> _EXERCISE REQUIREMENTS_: In the entries that follow, find the word "will" and report each line it is on.

(Data excerpts)
+ + + +
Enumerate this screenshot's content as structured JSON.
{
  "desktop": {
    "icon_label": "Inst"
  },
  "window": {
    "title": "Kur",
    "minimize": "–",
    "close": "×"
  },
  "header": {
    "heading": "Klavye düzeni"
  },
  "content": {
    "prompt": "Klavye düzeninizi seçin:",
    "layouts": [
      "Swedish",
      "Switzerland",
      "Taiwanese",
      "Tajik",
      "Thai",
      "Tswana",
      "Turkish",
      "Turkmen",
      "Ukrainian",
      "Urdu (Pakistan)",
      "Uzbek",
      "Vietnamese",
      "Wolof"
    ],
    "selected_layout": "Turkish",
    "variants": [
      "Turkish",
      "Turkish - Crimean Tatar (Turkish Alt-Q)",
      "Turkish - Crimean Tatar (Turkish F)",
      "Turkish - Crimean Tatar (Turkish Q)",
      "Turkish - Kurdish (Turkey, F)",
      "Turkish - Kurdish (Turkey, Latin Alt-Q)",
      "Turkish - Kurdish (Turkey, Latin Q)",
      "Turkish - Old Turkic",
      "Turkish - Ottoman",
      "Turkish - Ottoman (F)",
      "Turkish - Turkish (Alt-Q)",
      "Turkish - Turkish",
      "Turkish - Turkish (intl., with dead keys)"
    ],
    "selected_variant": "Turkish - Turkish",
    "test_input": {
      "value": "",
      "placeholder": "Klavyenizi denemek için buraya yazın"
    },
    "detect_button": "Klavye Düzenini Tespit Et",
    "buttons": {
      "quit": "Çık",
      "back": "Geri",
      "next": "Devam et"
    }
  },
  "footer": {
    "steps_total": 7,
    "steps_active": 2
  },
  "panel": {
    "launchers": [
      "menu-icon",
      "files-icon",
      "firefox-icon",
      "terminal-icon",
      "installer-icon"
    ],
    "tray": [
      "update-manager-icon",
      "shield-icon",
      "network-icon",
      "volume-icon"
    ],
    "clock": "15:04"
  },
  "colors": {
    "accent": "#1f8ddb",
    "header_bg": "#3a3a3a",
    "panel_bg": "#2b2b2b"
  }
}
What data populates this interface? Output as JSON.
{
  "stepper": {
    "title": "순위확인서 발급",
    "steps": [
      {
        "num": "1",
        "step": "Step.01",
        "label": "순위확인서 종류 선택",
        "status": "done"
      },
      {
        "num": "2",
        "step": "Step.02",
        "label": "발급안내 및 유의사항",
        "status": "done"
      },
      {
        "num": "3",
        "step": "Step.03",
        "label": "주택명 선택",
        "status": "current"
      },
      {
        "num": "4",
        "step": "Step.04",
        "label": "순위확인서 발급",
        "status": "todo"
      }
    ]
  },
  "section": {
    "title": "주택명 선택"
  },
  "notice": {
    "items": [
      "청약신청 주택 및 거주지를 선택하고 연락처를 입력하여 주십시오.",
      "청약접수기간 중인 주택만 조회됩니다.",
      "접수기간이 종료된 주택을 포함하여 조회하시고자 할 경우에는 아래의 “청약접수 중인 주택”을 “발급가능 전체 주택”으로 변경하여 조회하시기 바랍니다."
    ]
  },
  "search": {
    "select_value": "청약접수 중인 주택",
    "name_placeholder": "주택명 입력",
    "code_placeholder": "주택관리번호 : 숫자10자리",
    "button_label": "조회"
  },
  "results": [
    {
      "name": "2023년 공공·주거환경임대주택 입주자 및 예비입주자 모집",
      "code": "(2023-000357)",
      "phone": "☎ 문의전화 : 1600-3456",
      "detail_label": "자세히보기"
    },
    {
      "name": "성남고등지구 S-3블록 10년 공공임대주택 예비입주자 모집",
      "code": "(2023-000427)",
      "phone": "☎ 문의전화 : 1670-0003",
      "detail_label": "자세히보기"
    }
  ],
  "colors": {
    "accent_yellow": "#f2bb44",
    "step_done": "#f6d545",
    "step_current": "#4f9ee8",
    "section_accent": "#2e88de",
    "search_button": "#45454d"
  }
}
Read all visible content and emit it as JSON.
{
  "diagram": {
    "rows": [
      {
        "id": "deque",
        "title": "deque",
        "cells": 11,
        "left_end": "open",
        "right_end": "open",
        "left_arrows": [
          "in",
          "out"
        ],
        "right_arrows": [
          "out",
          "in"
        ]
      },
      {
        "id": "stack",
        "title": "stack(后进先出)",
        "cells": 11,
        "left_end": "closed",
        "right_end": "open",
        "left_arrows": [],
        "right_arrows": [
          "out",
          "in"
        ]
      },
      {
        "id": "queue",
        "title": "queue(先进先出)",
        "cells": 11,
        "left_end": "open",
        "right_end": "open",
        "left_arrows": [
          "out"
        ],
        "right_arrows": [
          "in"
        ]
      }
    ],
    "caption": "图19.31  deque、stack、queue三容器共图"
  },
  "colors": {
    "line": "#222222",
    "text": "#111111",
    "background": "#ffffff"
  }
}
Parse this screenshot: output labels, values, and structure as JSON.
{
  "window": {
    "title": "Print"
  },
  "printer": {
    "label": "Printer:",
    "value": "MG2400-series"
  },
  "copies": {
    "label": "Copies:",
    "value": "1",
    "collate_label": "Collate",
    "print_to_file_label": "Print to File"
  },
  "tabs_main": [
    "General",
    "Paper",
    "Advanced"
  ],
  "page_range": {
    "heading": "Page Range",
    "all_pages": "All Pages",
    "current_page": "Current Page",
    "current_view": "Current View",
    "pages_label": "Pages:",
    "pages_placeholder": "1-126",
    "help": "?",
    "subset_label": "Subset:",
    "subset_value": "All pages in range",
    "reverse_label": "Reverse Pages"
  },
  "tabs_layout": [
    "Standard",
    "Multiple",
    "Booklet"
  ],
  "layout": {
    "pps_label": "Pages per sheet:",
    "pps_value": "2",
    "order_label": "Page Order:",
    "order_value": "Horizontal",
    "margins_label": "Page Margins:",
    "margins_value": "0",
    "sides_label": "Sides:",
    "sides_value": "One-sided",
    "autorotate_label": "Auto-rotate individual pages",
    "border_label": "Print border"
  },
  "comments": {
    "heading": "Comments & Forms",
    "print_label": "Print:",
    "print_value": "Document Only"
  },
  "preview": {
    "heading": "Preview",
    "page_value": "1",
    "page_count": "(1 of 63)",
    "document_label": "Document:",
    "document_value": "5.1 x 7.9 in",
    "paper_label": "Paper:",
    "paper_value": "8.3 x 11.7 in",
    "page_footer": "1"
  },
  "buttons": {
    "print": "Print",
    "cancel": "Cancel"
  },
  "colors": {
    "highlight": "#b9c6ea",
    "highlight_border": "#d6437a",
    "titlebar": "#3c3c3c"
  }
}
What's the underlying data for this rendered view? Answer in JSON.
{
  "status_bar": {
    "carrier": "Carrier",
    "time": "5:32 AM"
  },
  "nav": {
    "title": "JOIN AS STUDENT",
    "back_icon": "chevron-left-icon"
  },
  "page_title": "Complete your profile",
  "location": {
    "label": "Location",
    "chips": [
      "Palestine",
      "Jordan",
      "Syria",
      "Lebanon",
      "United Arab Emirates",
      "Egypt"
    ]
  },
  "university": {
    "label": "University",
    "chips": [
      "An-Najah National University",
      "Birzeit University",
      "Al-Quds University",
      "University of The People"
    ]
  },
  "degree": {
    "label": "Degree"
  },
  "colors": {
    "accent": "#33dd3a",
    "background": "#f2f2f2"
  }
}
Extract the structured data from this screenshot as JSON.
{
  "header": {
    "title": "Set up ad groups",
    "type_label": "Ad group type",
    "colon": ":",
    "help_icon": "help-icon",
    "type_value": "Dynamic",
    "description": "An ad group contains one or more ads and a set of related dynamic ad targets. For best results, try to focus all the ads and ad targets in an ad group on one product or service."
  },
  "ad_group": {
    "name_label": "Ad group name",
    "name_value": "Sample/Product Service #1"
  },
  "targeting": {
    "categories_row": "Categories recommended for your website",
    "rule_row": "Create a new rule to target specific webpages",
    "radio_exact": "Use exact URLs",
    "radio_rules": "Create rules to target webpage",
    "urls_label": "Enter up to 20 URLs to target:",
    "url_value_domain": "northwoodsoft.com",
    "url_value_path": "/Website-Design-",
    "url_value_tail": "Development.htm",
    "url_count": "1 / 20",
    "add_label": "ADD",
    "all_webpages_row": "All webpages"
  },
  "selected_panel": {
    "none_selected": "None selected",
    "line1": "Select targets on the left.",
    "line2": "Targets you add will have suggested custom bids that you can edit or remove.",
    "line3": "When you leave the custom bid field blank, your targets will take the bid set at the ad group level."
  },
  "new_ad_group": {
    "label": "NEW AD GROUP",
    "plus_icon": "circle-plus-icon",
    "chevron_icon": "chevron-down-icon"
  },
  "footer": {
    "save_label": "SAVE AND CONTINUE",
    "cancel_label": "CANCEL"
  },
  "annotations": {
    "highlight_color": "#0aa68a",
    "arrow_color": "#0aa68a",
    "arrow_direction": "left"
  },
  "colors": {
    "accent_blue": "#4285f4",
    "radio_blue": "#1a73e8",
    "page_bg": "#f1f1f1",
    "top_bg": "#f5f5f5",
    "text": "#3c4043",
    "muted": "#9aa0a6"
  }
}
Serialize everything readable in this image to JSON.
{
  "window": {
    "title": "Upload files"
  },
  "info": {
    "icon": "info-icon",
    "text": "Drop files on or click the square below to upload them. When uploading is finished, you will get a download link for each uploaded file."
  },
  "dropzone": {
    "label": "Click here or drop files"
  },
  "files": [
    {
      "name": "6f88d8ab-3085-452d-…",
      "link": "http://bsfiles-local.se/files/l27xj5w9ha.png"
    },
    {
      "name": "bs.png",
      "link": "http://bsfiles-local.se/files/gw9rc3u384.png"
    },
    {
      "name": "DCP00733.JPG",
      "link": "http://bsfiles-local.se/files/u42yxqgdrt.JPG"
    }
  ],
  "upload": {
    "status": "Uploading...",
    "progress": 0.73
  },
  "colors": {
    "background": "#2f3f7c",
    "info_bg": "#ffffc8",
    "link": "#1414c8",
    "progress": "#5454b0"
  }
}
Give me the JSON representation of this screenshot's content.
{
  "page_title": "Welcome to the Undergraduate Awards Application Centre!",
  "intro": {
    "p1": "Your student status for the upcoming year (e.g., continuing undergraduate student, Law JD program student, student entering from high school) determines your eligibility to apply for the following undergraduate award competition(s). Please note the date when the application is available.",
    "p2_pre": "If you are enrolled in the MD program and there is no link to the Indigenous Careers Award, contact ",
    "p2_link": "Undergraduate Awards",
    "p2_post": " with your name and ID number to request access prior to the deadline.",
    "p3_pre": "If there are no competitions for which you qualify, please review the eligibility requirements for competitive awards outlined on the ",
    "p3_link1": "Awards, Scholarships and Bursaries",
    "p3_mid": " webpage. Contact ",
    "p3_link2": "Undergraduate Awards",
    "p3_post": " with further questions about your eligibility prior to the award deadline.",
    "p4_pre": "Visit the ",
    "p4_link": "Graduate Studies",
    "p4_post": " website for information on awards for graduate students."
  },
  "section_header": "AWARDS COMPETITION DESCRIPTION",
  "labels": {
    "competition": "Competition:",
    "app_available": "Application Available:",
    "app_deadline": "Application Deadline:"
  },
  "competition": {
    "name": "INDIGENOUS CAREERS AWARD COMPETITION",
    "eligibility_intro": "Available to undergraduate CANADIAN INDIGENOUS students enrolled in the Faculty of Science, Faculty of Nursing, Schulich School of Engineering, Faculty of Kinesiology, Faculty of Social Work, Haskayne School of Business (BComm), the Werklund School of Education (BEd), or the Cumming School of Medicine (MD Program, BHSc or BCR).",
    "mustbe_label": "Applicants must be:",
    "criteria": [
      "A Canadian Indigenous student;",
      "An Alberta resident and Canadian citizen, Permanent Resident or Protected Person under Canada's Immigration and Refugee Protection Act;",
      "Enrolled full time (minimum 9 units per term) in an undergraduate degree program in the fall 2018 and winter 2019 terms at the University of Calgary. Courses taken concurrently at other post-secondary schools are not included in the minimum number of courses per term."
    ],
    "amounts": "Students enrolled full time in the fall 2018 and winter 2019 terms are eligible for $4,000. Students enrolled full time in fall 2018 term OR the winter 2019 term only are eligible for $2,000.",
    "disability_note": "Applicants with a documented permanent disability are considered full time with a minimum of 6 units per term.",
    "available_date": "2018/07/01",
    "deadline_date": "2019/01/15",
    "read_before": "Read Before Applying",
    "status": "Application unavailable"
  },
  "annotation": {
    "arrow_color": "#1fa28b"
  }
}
+ + + +
> _FINISHED TASK_:
    "line2": "Targets you add will have suggested custom bids that you can edit or remove.",
    "line3": "When you leave the custom bid field blank, your targets will take the bid set at the ad group level."
    "text": "Drop files on or click the square below to upload them. When uploading is finished, you will get a download link for each uploaded file."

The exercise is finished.